**Job:** Say how many lines hold the string "Accuracy", and nothing more.

**Records shown:**
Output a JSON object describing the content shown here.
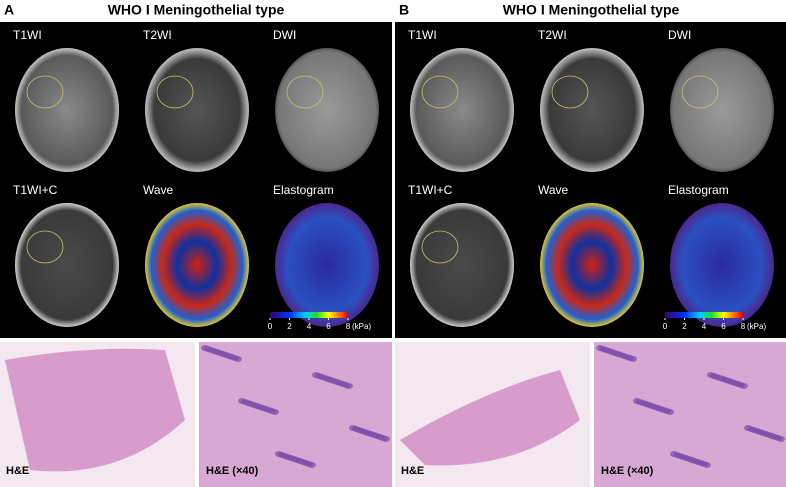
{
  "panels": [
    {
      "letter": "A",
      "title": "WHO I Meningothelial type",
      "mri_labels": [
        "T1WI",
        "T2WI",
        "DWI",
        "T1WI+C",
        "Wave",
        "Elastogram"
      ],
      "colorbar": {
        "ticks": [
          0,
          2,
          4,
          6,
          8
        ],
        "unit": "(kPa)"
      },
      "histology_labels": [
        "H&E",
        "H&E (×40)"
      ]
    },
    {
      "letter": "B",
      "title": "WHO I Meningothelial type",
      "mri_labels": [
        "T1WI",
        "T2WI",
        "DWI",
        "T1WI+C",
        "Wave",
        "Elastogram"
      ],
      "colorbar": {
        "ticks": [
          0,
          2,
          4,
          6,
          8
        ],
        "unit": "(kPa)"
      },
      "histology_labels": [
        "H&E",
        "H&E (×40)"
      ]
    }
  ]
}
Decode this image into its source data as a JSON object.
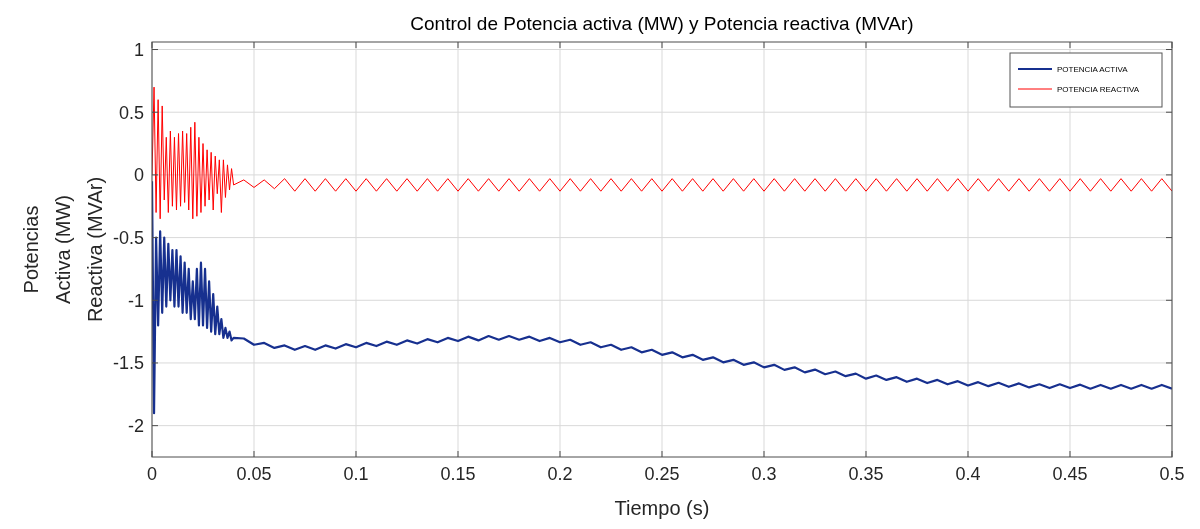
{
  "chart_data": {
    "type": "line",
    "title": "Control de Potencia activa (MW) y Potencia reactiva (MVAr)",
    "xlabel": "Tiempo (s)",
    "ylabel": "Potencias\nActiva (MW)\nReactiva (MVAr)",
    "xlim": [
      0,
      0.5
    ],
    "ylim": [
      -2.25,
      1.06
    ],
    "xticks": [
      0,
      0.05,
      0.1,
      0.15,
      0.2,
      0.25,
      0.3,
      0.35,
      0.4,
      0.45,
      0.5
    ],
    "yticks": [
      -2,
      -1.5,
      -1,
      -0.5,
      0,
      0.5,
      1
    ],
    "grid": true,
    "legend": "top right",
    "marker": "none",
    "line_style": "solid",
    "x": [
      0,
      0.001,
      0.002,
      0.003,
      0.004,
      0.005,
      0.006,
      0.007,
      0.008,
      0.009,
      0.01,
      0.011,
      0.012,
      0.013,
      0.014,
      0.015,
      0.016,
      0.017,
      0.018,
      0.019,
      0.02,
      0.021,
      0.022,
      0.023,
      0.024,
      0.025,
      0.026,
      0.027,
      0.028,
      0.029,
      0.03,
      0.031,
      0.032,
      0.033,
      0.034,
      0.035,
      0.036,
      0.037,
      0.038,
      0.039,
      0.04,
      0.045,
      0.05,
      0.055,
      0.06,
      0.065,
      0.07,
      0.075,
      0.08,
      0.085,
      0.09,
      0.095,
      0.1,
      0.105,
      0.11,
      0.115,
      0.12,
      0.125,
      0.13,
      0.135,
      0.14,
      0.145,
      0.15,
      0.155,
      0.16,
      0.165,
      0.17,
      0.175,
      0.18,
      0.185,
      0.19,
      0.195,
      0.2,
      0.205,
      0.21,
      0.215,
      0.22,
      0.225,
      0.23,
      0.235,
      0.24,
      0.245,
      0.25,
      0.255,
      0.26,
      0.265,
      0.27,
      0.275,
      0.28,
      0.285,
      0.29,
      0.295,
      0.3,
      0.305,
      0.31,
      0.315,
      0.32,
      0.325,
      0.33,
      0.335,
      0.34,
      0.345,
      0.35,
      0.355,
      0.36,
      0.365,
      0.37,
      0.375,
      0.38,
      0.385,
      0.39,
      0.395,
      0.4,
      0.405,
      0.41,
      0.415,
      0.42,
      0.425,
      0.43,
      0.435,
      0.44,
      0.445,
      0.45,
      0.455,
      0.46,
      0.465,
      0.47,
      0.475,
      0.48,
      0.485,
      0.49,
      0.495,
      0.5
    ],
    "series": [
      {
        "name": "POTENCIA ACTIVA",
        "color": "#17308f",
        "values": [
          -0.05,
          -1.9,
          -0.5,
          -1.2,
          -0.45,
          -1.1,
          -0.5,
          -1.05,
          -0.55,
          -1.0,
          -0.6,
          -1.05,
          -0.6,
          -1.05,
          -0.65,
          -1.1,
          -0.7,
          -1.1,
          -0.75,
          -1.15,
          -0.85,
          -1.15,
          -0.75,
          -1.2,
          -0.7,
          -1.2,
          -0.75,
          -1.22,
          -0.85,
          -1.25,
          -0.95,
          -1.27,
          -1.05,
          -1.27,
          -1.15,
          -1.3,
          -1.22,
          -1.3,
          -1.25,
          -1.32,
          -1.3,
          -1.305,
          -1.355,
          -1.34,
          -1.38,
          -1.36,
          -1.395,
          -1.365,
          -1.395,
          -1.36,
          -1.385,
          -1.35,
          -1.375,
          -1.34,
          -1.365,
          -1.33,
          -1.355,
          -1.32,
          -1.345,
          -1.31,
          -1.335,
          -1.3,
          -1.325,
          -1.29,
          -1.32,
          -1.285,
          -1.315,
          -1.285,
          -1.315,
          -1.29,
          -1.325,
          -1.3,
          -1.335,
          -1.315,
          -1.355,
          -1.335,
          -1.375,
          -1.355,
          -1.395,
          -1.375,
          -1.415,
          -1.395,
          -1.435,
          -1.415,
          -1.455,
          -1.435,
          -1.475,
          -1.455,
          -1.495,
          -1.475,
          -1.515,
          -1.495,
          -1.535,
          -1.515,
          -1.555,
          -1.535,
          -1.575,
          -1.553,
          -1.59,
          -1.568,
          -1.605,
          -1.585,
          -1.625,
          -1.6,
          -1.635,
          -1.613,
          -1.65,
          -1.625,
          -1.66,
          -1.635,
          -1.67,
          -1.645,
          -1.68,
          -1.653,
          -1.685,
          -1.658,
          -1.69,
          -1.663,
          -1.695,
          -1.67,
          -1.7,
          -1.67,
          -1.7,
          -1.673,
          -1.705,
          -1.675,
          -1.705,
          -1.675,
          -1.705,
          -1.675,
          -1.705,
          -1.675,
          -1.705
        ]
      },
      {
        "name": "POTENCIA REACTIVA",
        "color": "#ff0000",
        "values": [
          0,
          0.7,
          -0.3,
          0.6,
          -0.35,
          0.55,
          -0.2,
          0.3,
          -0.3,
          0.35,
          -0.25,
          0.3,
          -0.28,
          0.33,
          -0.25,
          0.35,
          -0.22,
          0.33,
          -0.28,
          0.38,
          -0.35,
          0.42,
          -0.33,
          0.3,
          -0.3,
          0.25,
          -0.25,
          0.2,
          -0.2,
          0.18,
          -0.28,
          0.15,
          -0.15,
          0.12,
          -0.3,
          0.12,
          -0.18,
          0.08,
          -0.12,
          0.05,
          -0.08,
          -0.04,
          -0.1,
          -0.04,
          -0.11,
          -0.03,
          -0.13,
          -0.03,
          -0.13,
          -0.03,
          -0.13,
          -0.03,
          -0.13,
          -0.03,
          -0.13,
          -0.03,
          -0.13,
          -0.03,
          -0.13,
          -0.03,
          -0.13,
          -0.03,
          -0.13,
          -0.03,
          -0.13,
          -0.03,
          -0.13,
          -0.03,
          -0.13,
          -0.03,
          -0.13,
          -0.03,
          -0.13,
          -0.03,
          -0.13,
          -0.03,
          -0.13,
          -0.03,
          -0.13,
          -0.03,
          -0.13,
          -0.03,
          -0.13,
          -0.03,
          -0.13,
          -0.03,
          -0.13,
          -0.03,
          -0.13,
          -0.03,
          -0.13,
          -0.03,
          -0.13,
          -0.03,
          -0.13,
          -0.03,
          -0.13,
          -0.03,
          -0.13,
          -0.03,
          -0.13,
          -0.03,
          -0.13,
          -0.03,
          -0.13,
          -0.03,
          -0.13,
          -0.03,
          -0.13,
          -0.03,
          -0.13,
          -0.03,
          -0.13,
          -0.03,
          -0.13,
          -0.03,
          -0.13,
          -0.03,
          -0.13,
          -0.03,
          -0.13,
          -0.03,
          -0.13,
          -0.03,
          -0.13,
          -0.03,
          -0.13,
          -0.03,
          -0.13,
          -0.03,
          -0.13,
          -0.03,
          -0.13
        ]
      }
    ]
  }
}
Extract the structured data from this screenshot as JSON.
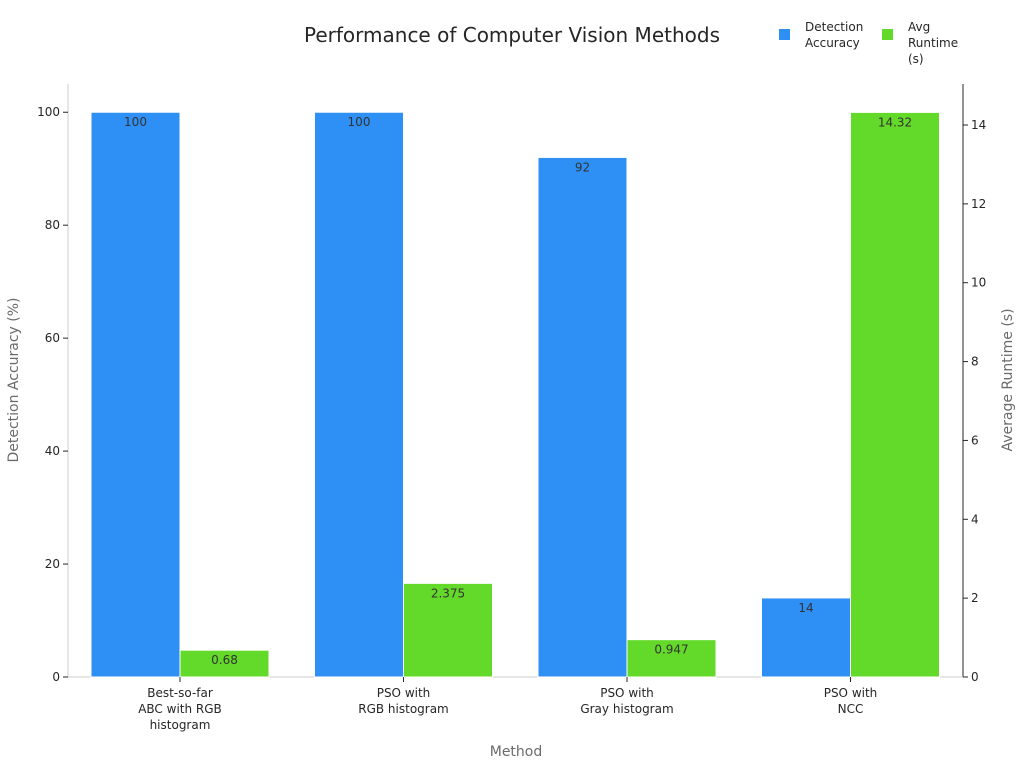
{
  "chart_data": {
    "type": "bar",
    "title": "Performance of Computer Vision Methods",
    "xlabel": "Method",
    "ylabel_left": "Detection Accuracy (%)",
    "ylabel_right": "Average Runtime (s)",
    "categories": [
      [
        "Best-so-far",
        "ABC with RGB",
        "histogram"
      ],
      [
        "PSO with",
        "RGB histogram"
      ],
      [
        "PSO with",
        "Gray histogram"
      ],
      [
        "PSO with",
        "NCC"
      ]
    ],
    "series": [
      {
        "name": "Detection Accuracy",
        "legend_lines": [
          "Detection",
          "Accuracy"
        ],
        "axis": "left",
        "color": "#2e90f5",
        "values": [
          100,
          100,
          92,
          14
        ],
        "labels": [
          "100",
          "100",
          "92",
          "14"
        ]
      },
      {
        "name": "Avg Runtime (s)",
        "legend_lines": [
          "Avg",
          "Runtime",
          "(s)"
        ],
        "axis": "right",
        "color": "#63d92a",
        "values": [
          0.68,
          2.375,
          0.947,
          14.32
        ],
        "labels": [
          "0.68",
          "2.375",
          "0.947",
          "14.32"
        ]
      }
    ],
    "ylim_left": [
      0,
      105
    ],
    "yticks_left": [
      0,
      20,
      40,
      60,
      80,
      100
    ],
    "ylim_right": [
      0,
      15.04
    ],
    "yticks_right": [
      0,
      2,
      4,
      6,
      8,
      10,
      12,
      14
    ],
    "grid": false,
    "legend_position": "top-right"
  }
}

**Response to this task:** 3